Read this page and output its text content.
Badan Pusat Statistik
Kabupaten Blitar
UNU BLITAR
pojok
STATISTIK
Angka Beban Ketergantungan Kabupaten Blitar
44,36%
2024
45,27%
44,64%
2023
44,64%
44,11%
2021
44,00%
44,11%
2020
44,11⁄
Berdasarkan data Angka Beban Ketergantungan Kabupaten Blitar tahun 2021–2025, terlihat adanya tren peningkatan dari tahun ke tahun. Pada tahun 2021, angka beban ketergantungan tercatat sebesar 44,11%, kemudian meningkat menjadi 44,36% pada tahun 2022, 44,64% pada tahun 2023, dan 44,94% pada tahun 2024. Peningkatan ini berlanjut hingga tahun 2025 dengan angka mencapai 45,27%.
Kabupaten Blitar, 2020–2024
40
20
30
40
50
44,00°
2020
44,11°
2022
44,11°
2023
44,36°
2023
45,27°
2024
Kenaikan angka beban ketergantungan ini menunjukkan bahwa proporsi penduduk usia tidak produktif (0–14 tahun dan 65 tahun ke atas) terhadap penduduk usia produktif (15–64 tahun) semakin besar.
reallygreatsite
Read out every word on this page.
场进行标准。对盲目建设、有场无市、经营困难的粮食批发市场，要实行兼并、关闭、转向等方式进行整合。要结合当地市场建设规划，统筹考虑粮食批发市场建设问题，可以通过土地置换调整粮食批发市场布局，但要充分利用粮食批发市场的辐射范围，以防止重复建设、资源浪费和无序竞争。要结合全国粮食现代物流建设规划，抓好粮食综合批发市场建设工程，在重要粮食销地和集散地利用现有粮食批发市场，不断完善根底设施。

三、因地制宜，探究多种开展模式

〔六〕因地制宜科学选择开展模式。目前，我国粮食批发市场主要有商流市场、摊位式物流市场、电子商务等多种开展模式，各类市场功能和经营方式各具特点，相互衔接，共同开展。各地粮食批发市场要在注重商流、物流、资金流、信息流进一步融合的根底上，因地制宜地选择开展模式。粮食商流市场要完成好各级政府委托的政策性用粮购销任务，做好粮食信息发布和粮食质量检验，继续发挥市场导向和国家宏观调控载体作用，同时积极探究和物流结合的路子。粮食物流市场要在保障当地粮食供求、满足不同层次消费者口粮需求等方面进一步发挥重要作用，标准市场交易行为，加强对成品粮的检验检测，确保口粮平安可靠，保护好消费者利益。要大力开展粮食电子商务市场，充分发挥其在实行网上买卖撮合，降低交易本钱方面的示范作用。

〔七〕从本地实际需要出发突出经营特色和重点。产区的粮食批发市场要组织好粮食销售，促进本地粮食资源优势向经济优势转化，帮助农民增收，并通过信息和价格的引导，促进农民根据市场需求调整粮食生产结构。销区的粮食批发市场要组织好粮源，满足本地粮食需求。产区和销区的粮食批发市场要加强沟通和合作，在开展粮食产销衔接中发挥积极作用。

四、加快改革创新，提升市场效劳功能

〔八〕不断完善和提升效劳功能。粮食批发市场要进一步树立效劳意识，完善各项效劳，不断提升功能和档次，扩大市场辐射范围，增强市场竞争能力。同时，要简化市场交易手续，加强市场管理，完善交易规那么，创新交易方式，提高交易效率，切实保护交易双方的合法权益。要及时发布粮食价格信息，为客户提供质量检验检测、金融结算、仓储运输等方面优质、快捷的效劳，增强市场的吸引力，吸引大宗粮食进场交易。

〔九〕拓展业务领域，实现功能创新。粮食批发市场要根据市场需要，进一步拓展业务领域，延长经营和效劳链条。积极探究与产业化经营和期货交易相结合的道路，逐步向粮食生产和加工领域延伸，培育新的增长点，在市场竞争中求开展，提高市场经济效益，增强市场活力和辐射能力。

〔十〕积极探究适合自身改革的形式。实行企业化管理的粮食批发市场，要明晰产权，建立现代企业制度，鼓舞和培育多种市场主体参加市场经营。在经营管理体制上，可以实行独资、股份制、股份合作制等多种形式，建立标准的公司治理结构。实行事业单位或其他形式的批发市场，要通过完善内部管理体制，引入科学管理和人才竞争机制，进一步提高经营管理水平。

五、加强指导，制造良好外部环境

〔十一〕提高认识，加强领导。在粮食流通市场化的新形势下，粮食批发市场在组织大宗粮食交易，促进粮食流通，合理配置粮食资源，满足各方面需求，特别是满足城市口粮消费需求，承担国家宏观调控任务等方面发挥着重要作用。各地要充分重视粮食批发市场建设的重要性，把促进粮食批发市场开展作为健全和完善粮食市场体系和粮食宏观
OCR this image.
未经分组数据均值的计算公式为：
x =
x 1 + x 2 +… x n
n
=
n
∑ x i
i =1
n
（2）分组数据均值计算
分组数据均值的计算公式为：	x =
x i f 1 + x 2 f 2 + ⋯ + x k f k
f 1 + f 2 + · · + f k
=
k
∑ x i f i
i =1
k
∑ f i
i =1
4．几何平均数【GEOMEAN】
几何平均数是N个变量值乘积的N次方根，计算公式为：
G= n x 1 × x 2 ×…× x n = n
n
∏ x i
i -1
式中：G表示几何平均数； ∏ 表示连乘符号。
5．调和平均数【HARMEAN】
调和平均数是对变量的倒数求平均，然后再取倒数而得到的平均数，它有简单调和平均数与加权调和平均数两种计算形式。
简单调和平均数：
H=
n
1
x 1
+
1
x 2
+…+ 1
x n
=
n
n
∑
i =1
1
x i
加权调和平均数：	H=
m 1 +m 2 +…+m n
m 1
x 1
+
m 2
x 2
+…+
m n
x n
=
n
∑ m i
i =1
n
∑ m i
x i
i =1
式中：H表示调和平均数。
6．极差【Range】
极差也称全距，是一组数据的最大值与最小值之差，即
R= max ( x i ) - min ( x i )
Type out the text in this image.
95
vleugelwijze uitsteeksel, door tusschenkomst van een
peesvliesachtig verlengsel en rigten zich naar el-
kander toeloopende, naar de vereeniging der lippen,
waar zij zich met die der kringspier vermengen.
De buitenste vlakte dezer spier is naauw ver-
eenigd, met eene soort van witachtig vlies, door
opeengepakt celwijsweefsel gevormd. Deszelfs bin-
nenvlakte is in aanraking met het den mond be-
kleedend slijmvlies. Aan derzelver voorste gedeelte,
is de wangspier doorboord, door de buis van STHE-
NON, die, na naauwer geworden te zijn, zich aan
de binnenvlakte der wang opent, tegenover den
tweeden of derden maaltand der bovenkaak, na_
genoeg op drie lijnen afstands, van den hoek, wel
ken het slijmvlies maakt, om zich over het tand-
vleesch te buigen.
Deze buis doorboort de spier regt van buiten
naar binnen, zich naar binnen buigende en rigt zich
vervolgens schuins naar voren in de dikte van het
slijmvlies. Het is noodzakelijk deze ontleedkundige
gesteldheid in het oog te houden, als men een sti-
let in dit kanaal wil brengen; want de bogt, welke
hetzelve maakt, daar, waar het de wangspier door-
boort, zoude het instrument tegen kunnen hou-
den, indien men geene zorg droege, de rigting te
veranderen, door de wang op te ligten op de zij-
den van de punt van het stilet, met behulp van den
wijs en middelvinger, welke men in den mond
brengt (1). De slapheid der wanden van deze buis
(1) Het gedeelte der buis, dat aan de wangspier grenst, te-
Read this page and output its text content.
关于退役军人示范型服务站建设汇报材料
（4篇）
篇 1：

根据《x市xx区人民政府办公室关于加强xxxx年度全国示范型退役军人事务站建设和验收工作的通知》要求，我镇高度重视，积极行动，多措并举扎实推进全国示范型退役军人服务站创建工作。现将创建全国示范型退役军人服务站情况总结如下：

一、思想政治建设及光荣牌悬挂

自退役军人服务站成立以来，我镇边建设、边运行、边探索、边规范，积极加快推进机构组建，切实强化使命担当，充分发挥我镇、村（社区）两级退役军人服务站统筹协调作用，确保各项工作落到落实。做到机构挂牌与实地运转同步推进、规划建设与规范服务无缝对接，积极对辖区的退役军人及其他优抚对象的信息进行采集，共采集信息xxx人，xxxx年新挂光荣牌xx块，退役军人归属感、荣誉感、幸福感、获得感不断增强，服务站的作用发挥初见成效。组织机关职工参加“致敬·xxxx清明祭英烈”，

= = = = = = =

§ **WHAT IS ASKED**:
Select and copy every line from the records that includes the word "maakt".

§ **OUTPUT FOR THIS EXERCISE**:
ken het slijmvlies maakt, om zich over het tand-
hetzelve maakt, daar, waar het de wangspier door-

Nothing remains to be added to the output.